> Given entries
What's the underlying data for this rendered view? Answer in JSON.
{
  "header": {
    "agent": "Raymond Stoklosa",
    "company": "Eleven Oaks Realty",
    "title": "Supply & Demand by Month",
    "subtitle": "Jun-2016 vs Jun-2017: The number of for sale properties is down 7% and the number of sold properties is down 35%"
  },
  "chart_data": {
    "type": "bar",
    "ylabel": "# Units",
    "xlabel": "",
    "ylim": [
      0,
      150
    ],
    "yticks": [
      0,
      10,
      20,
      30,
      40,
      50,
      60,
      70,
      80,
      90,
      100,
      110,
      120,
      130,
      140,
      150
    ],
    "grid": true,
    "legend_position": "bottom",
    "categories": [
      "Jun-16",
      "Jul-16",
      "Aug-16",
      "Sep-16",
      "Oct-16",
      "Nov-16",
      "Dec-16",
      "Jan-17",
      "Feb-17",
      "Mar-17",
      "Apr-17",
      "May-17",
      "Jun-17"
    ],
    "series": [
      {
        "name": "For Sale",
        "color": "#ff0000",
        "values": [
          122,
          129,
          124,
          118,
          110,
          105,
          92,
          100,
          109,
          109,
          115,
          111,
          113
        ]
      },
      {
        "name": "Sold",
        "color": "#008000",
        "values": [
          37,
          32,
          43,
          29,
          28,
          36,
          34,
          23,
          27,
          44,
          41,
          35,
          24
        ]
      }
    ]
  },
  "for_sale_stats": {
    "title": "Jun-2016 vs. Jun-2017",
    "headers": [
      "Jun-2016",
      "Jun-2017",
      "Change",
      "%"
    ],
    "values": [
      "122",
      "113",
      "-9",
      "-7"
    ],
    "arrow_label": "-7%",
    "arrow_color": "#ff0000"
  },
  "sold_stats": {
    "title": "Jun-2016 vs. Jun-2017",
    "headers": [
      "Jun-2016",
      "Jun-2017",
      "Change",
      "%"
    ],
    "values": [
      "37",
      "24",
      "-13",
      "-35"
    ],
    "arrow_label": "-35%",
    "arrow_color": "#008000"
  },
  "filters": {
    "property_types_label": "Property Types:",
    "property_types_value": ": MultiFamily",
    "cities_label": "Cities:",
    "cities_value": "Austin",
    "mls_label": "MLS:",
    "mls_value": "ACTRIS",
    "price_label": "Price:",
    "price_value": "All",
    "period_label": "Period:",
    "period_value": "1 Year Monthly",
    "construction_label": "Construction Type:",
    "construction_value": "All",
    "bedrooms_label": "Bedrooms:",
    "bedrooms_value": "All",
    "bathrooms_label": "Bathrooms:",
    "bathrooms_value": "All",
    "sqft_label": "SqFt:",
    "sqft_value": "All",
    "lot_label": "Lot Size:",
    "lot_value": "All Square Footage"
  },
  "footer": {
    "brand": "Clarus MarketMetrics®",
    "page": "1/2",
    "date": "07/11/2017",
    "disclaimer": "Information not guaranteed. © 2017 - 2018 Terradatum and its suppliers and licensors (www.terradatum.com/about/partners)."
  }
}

> Task brief
Repeat the data precisely, line by line.

> Answer for this exercise
What's the underlying data for this rendered view? Answer in JSON.
{
  "header": {
    "agent": "Raymond Stoklosa",
    "company": "Eleven Oaks Realty",
    "title": "Supply & Demand by Month",
    "subtitle": "Jun-2016 vs Jun-2017: The number of for sale properties is down 7% and the number of sold properties is down 35%"
  },
  "chart_data": {
    "type": "bar",
    "ylabel": "# Units",
    "xlabel": "",
    "ylim": [
      0,
      150
    ],
    "yticks": [
      0,
      10,
      20,
      30,
      40,
      50,
      60,
      70,
      80,
      90,
      100,
      110,
      120,
      130,
      140,
      150
    ],
    "grid": true,
    "legend_position": "bottom",
    "categories": [
      "Jun-16",
      "Jul-16",
      "Aug-16",
      "Sep-16",
      "Oct-16",
      "Nov-16",
      "Dec-16",
      "Jan-17",
      "Feb-17",
      "Mar-17",
      "Apr-17",
      "May-17",
      "Jun-17"
    ],
    "series": [
      {
        "name": "For Sale",
        "color": "#ff0000",
        "values": [
          122,
          129,
          124,
          118,
          110,
          105,
          92,
          100,
          109,
          109,
          115,
          111,
          113
        ]
      },
      {
        "name": "Sold",
        "color": "#008000",
        "values": [
          37,
          32,
          43,
          29,
          28,
          36,
          34,
          23,
          27,
          44,
          41,
          35,
          24
        ]
      }
    ]
  },
  "for_sale_stats": {
    "title": "Jun-2016 vs. Jun-2017",
    "headers": [
      "Jun-2016",
      "Jun-2017",
      "Change",
      "%"
    ],
    "values": [
      "122",
      "113",
      "-9",
      "-7"
    ],
    "arrow_label": "-7%",
    "arrow_color": "#ff0000"
  },
  "sold_stats": {
    "title": "Jun-2016 vs. Jun-2017",
    "headers": [
      "Jun-2016",
      "Jun-2017",
      "Change",
      "%"
    ],
    "values": [
      "37",
      "24",
      "-13",
      "-35"
    ],
    "arrow_label": "-35%",
    "arrow_color": "#008000"
  },
  "filters": {
    "property_types_label": "Property Types:",
    "property_types_value": ": MultiFamily",
    "cities_label": "Cities:",
    "cities_value": "Austin",
    "mls_label": "MLS:",
    "mls_value": "ACTRIS",
    "price_label": "Price:",
    "price_value": "All",
    "period_label": "Period:",
    "period_value": "1 Year Monthly",
    "construction_label": "Construction Type:",
    "construction_value": "All",
    "bedrooms_label": "Bedrooms:",
    "bedrooms_value": "All",
    "bathrooms_label": "Bathrooms:",
    "bathrooms_value": "All",
    "sqft_label": "SqFt:",
    "sqft_value": "All",
    "lot_label": "Lot Size:",
    "lot_value": "All Square Footage"
  },
  "footer": {
    "brand": "Clarus MarketMetrics®",
    "page": "1/2",
    "date": "07/11/2017",
    "disclaimer": "Information not guaranteed. © 2017 - 2018 Terradatum and its suppliers and licensors (www.terradatum.com/about/partners)."
  }
}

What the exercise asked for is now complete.